* **DATA EXTRACT**
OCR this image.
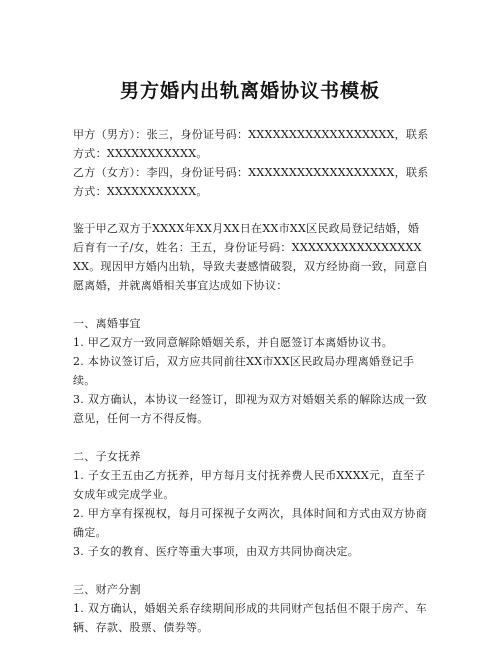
男方婚内出轨离婚协议书模板

甲方（男方）：张三，身份证号码：XXXXXXXXXXXXXXXXXX，联系方式：XXXXXXXXXXX。

乙方（女方）：李四，身份证号码：XXXXXXXXXXXXXXXXXX，联系方式：XXXXXXXXXXX。

鉴于甲乙双方于XXXX年XX月XX日在XX市XX区民政局登记结婚，婚后育有一子/女，姓名：王五，身份证号码：XXXXXXXXXXXXXXXXXX。现因甲方婚内出轨，导致夫妻感情破裂，双方经协商一致，同意自愿离婚，并就离婚相关事宜达成如下协议：

一、离婚事宜

1. 甲乙双方一致同意解除婚姻关系，并自愿签订本离婚协议书。

2. 本协议签订后，双方应共同前往XX市XX区民政局办理离婚登记手续。

3. 双方确认，本协议一经签订，即视为双方对婚姻关系的解除达成一致意见，任何一方不得反悔。

二、子女抚养

1. 子女王五由乙方抚养，甲方每月支付抚养费人民币XXXX元，直至子女成年或完成学业。

2. 甲方享有探视权，每月可探视子女两次，具体时间和方式由双方协商确定。

3. 子女的教育、医疗等重大事项，由双方共同协商决定。

三、财产分割

1. 双方确认，婚姻关系存续期间形成的共同财产包括但不限于房产、车辆、存款、股票、债券等。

* **YOUR TASK**
Repeat each record exactly as shown above, dropping all images.

* **RESPONSE**
OCR this image.
男方婚内出轨离婚协议书模板

甲方（男方）：张三，身份证号码：XXXXXXXXXXXXXXXXXX，联系方式：XXXXXXXXXXX。

乙方（女方）：李四，身份证号码：XXXXXXXXXXXXXXXXXX，联系方式：XXXXXXXXXXX。

鉴于甲乙双方于XXXX年XX月XX日在XX市XX区民政局登记结婚，婚后育有一子/女，姓名：王五，身份证号码：XXXXXXXXXXXXXXXXXX。现因甲方婚内出轨，导致夫妻感情破裂，双方经协商一致，同意自愿离婚，并就离婚相关事宜达成如下协议：

一、离婚事宜

1. 甲乙双方一致同意解除婚姻关系，并自愿签订本离婚协议书。

2. 本协议签订后，双方应共同前往XX市XX区民政局办理离婚登记手续。

3. 双方确认，本协议一经签订，即视为双方对婚姻关系的解除达成一致意见，任何一方不得反悔。

二、子女抚养

1. 子女王五由乙方抚养，甲方每月支付抚养费人民币XXXX元，直至子女成年或完成学业。

2. 甲方享有探视权，每月可探视子女两次，具体时间和方式由双方协商确定。

3. 子女的教育、医疗等重大事项，由双方共同协商决定。

三、财产分割

1. 双方确认，婚姻关系存续期间形成的共同财产包括但不限于房产、车辆、存款、股票、债券等。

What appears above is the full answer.